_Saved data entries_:
______
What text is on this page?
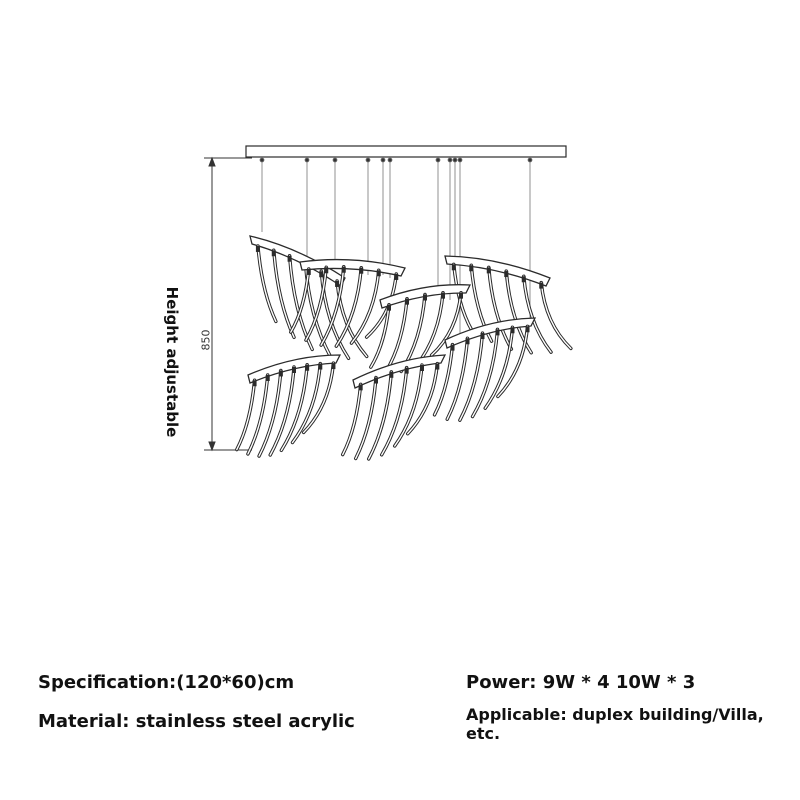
Height adjustable 850
Specification:(120*60)cm
Material: stainless steel acrylic
Power: 9W * 4 10W * 3
Applicable: duplex building/Villa, etc.
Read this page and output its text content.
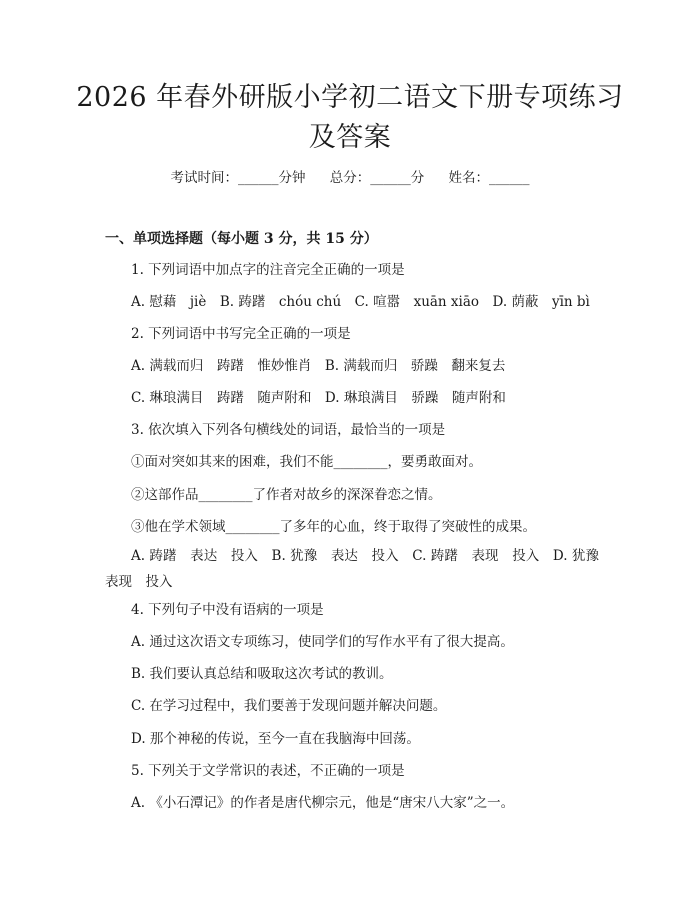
2026 年春外研版小学初二语文下册专项练习
及答案
考试时间：______分钟 总分：______分 姓名：______
一、单项选择题（每小题 3 分，共 15 分）
1. 下列词语中加点字的注音完全正确的一项是
A. 慰藉　jiè　B. 踌躇　chóu chú　C. 喧嚣　xuān xiāo　D. 荫蔽　yīn bì
2. 下列词语中书写完全正确的一项是
A. 满载而归　踌躇　惟妙惟肖　B. 满载而归　骄躁　翻来复去
C. 琳琅满目　踌躇　随声附和　D. 琳琅满目　骄躁　随声附和
3. 依次填入下列各句横线处的词语，最恰当的一项是
①面对突如其来的困难，我们不能________，要勇敢面对。
②这部作品________了作者对故乡的深深眷恋之情。
③他在学术领域________了多年的心血，终于取得了突破性的成果。
A. 踌躇　表达　投入　B. 犹豫　表达　投入　C. 踌躇　表现　投入　D. 犹豫　表现　投入
4. 下列句子中没有语病的一项是
A. 通过这次语文专项练习，使同学们的写作水平有了很大提高。
B. 我们要认真总结和吸取这次考试的教训。
C. 在学习过程中，我们要善于发现问题并解决问题。
D. 那个神秘的传说，至今一直在我脑海中回荡。
5. 下列关于文学常识的表述，不正确的一项是
A. 《小石潭记》的作者是唐代柳宗元，他是“唐宋八大家”之一。
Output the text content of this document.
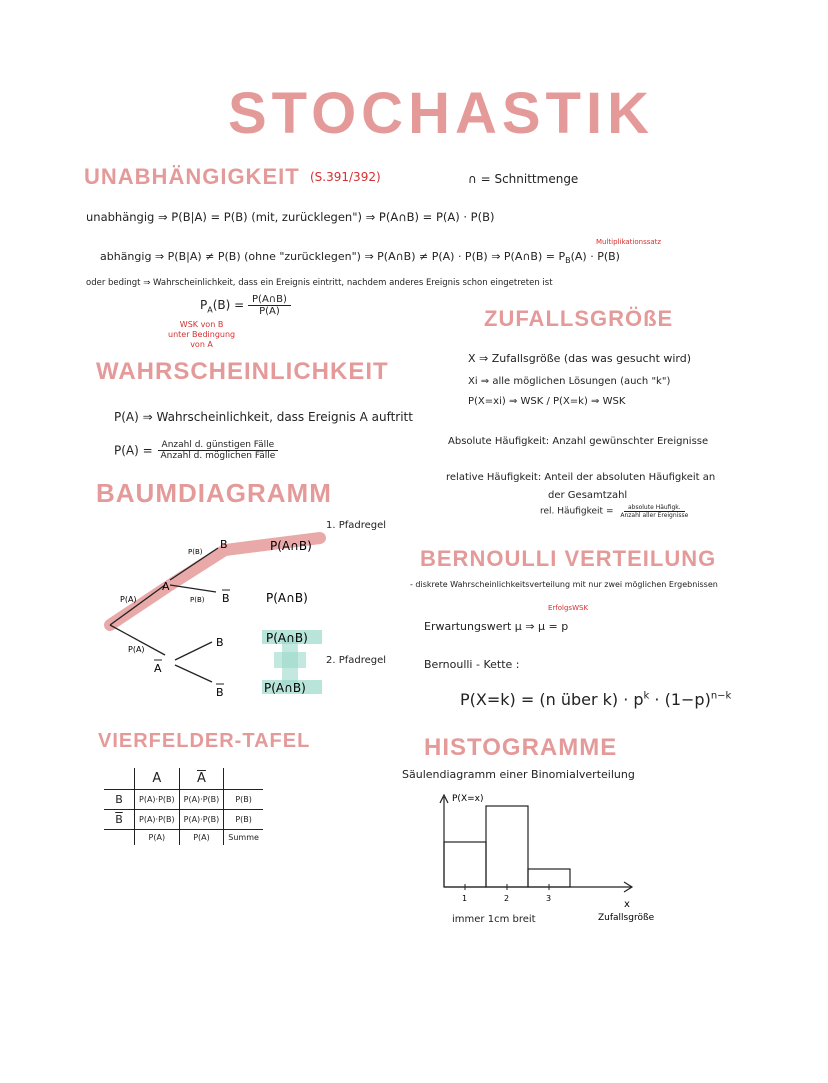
STOCHASTIK
UNABHÄNGIGKEIT (S.391/392)	∩ = Schnittmenge
unabhängig ⇒ P(B|A) = P(B) (mit, zurücklegen") ⇒ P(A∩B) = P(A) · P(B)
Multiplikationssatz
abhängig ⇒ P(B|A) ≠ P(B) (ohne "zurücklegen") ⇒ P(A∩B) ≠ P(A) · P(B) ⇒ P(A∩B) = $P_B(A) \cdot P(B)$
oder bedingt ⇒ Wahrscheinlichkeit, dass ein Ereignis eintritt, nachdem anderes Ereignis schon eingetreten ist
$P_A(B) = \frac{P(A\cap B)}{P(A)}$
WSK von B
unter Bedingung
von A
WAHRSCHEINLICHKEIT
P(A) ⇒ Wahrscheinlichkeit, dass Ereignis A auftritt
$P(A) = \frac{\text{Anzahl d. günstigen Fälle}}{\text{Anzahl d. möglichen Fälle}}$
BAUMDIAGRAMM
1. Pfadregel
P(A)
P(A)
P(B)
P(B)
A
A
B
B
B
B
P(A∩B)
P(A∩B)
P(A∩B)
P(A∩B)
2. Pfadregel
VIERFELDER-TAFEL
	A	$\overline{A}$	
B	P(A)·P(B)	P(A)·P(B)	P(B)
$\overline{B}$	P(A)·P(B)	P(A)·P(B)	P(B)
	P(A)	P(A)	Summe
ZUFALLSGRÖßE
X ⇒ Zufallsgröße (das was gesucht wird)
Xi ⇒ alle möglichen Lösungen (auch "k")
P(X=xi) ⇒ WSK / P(X=k) ⇒ WSK
Absolute Häufigkeit: Anzahl gewünschter Ereignisse
relative Häufigkeit: Anteil der absoluten Häufigkeit an
der Gesamtzahl
rel. Häufigkeit = $\frac{\text{absolute Häufigk.}}{\text{Anzahl aller Ereignisse}}$
BERNOULLI VERTEILUNG
- diskrete Wahrscheinlichkeitsverteilung mit nur zwei möglichen Ergebnissen
ErfolgsWSK
Erwartungswert μ ⇒ μ = p
Bernoulli - Kette :
P(X=k) = (n über $k) \cdot p^k \cdot (1-p)^{n-k}$
HISTOGRAMME
Säulendiagramm einer Binomialverteilung
P(X=x)
1	2	3
x
Zufallsgröße
immer 1cm breit
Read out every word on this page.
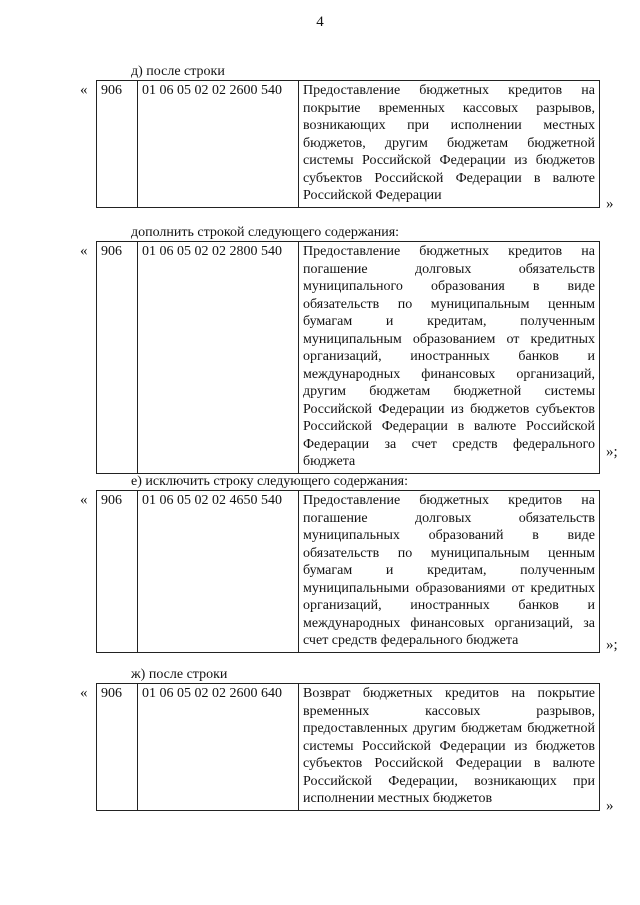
4
д) после строки
« 906	01 06 05 02 02 2600 540	Предоставление бюджетных кредитов на покрытие временных кассовых разрывов, возникающих при исполнении местных бюджетов, другим бюджетам бюджетной системы Российской Федерации из бюджетов субъектов Российской Федерации в валюте Российской Федерации
»
дополнить строкой следующего содержания:
« 906	01 06 05 02 02 2800 540	Предоставление бюджетных кредитов на погашение долговых обязательств муниципального образования в виде обязательств по муниципальным ценным бумагам и кредитам, полученным муниципальным образованием от кредитных организаций, иностранных банков и международных финансовых организаций, другим бюджетам бюджетной системы Российской Федерации из бюджетов субъектов Российской Федерации в валюте Российской Федерации за счет средств федерального бюджета
»;
е) исключить строку следующего содержания:
« 906	01 06 05 02 02 4650 540	Предоставление бюджетных кредитов на погашение долговых обязательств муниципальных образований в виде обязательств по муниципальным ценным бумагам и кредитам, полученным муниципальными образованиями от кредитных организаций, иностранных банков и международных финансовых организаций, за счет средств федерального бюджета	»;
ж) после строки
« 906	01 06 05 02 02 2600 640	Возврат бюджетных кредитов на покрытие временных кассовых разрывов, предоставленных другим бюджетам бюджетной системы Российской Федерации из бюджетов субъектов Российской Федерации в валюте Российской Федерации, возникающих при исполнении местных бюджетов	»
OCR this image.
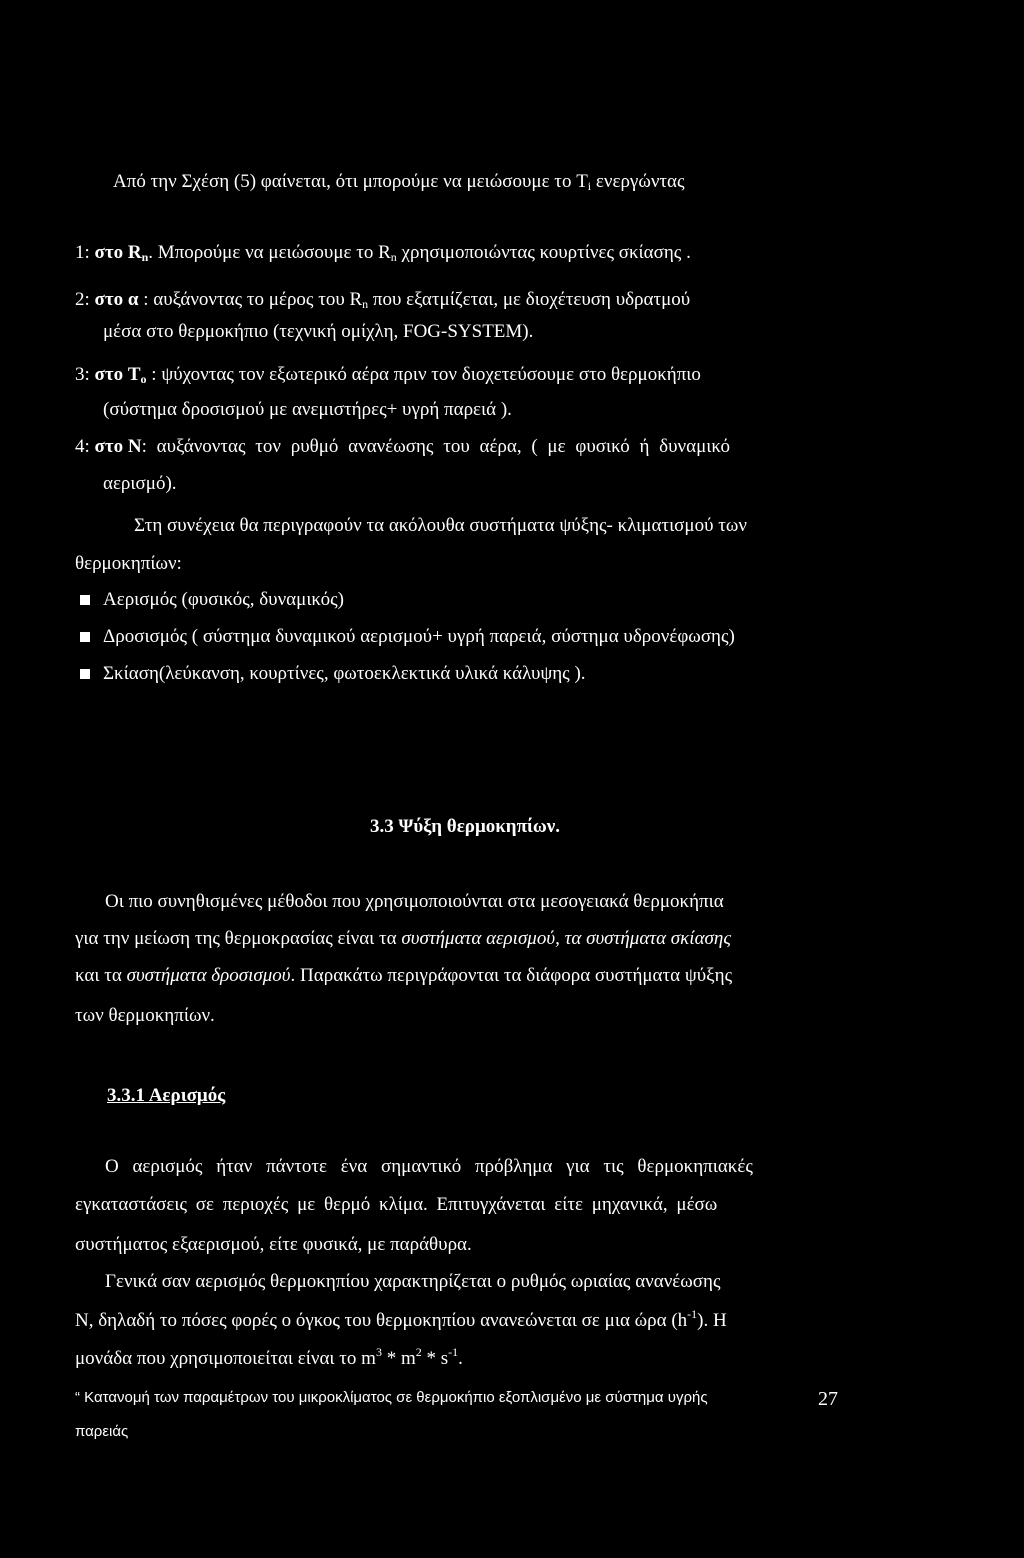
Από την Σχέση (5) φαίνεται, ότι μπορούμε να μειώσουμε το $T_i$ ενεργώντας
1: στο $R_n$. Μπορούμε να μειώσουμε το $R_n$ χρησιμοποιώντας κουρτίνες σκίασης .
2: στο α : αυξάνοντας το μέρος του $R_n$ που εξατμίζεται, με διοχέτευση υδρατμού
μέσα στο θερμοκήπιο (τεχνική ομίχλη, FOG-SYSTEM).
3: στο $T_o$ : ψύχοντας τον εξωτερικό αέρα πριν τον διοχετεύσουμε στο θερμοκήπιο
(σύστημα δροσισμού με ανεμιστήρες+ υγρή παρειά ).
4: στο N: αυξάνοντας τον ρυθμό ανανέωσης του αέρα, ( με φυσικό ή δυναμικό
αερισμό).
Στη συνέχεια θα περιγραφούν τα ακόλουθα συστήματα ψύξης- κλιματισμού των
θερμοκηπίων:
Αερισμός (φυσικός, δυναμικός)
Δροσισμός ( σύστημα δυναμικού αερισμού+ υγρή παρειά, σύστημα υδρονέφωσης)
Σκίαση(λεύκανση, κουρτίνες, φωτοεκλεκτικά υλικά κάλυψης ).
3.3 Ψύξη θερμοκηπίων.
Οι πιο συνηθισμένες μέθοδοι που χρησιμοποιούνται στα μεσογειακά θερμοκήπια
για την μείωση της θερμοκρασίας είναι τα συστήματα αερισμού, τα συστήματα σκίασης
και τα συστήματα δροσισμού. Παρακάτω περιγράφονται τα διάφορα συστήματα ψύξης
των θερμοκηπίων.
3.3.1 Αερισμός
Ο αερισμός ήταν πάντοτε ένα σημαντικό πρόβλημα για τις θερμοκηπιακές
εγκαταστάσεις σε περιοχές με θερμό κλίμα. Επιτυγχάνεται είτε μηχανικά, μέσω
συστήματος εξαερισμού, είτε φυσικά, με παράθυρα.
Γενικά σαν αερισμός θερμοκηπίου χαρακτηρίζεται ο ρυθμός ωριαίας ανανέωσης
N, δηλαδή το πόσες φορές ο όγκος του θερμοκηπίου ανανεώνεται σε μια ώρα $(h^{-1})$. Η
μονάδα που χρησιμοποιείται είναι το $m^3 * m^2 * s^{-1}$.
“ Κατανομή των παραμέτρων του μικροκλίματος σε θερμοκήπιο εξοπλισμένο με σύστημα υγρής	27
παρειάς
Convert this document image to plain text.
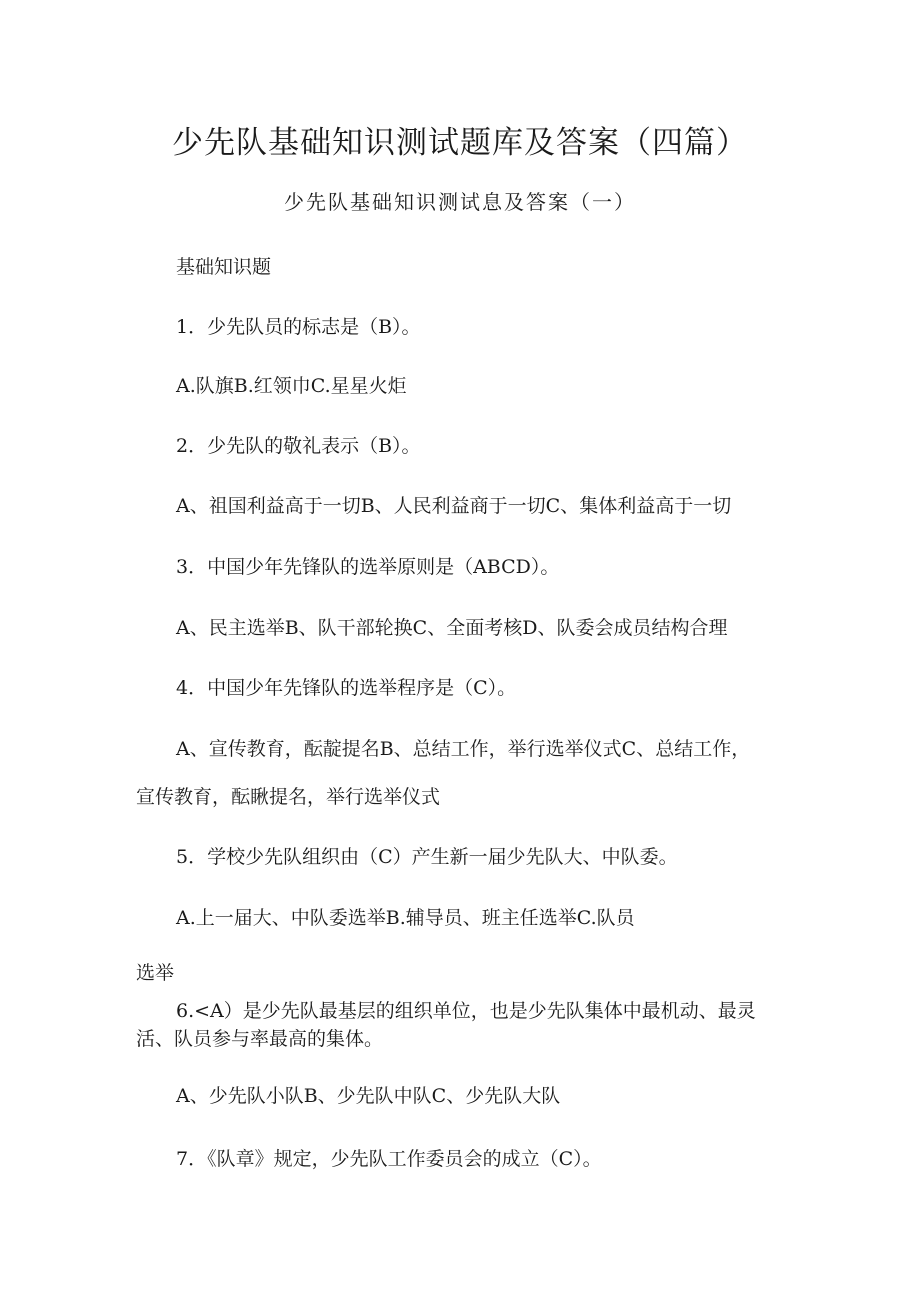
少先队基础知识测试题库及答案（四篇）
少先队基础知识测试息及答案（一）
基础知识题
1．少先队员的标志是（B）。
A.队旗B.红领巾C.星星火炬
2．少先队的敬礼表示（B）。
A、祖国利益高于一切B、人民利益商于一切C、集体利益高于一切
3．中国少年先锋队的选举原则是（ABCD）。
A、民主选举B、队干部轮换C、全面考核D、队委会成员结构合理
4．中国少年先锋队的选举程序是（C）。
A、宣传教育，酝靛提名B、总结工作，举行选举仪式C、总结工作，
宣传教育，酝瞅提名，举行选举仪式
5．学校少先队组织由（C）产生新一届少先队大、中队委。
A.上一届大、中队委选举B.辅导员、班主任选举C.队员
选举
6.<A）是少先队最基层的组织单位，也是少先队集体中最机动、最灵
活、队员参与率最高的集体。
A、少先队小队B、少先队中队C、少先队大队
7．《队章》规定，少先队工作委员会的成立（C）。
______
_Direction_:
Copy out each line that contains the word "Häufigkeit".

_Answer to this exercise_:
Absolute Häufigkeit: Anzahl gewünschter Ereignisse
relative Häufigkeit: Anteil der absoluten Häufigkeit an
rel. Häufigkeit = $\frac{\text{absolute Häufigk.}}{\text{Anzahl aller Ereignisse}}$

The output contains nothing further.